_Short exercise:_ Your task is to copy the listing exactly. Drop any pictures from the copy.

Figure contents as structured data:
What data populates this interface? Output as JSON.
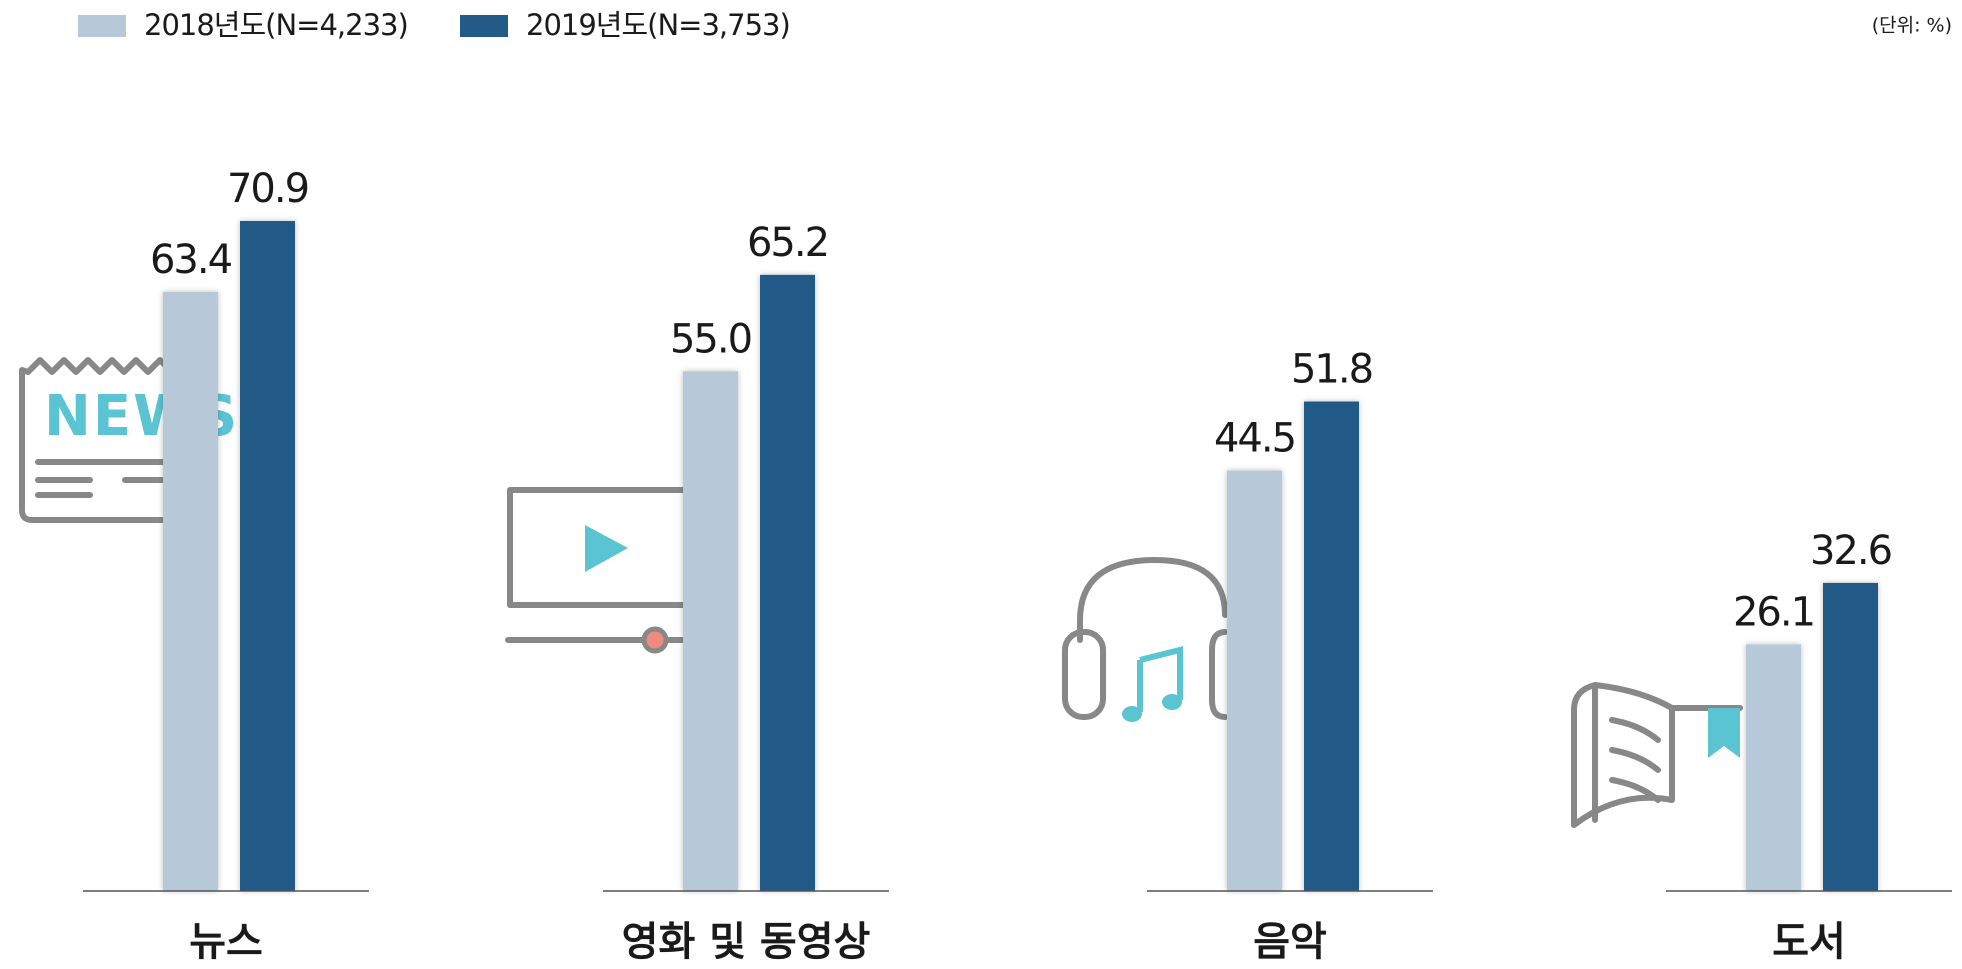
{
  "chart_data": {
    "type": "bar",
    "unit_note": "(단위: %)",
    "categories": [
      "뉴스",
      "영화 및 동영상",
      "음악",
      "도서"
    ],
    "series": [
      {
        "name": "2018년도(N=4,233)",
        "color": "#b7c9d8",
        "values": [
          63.4,
          55,
          44.5,
          26.1
        ],
        "value_labels": [
          "63.4",
          "55.0",
          "44.5",
          "26.1"
        ]
      },
      {
        "name": "2019년도(N=3,753)",
        "color": "#235a87",
        "values": [
          70.9,
          65.2,
          51.8,
          32.6
        ],
        "value_labels": [
          "70.9",
          "65.2",
          "51.8",
          "32.6"
        ]
      }
    ]
  }
}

_Solution to the exercise:_
What data populates this interface? Output as JSON.
{
  "chart_data": {
    "type": "bar",
    "unit_note": "(단위: %)",
    "categories": [
      "뉴스",
      "영화 및 동영상",
      "음악",
      "도서"
    ],
    "series": [
      {
        "name": "2018년도(N=4,233)",
        "color": "#b7c9d8",
        "values": [
          63.4,
          55,
          44.5,
          26.1
        ],
        "value_labels": [
          "63.4",
          "55.0",
          "44.5",
          "26.1"
        ]
      },
      {
        "name": "2019년도(N=3,753)",
        "color": "#235a87",
        "values": [
          70.9,
          65.2,
          51.8,
          32.6
        ],
        "value_labels": [
          "70.9",
          "65.2",
          "51.8",
          "32.6"
        ]
      }
    ]
  }
}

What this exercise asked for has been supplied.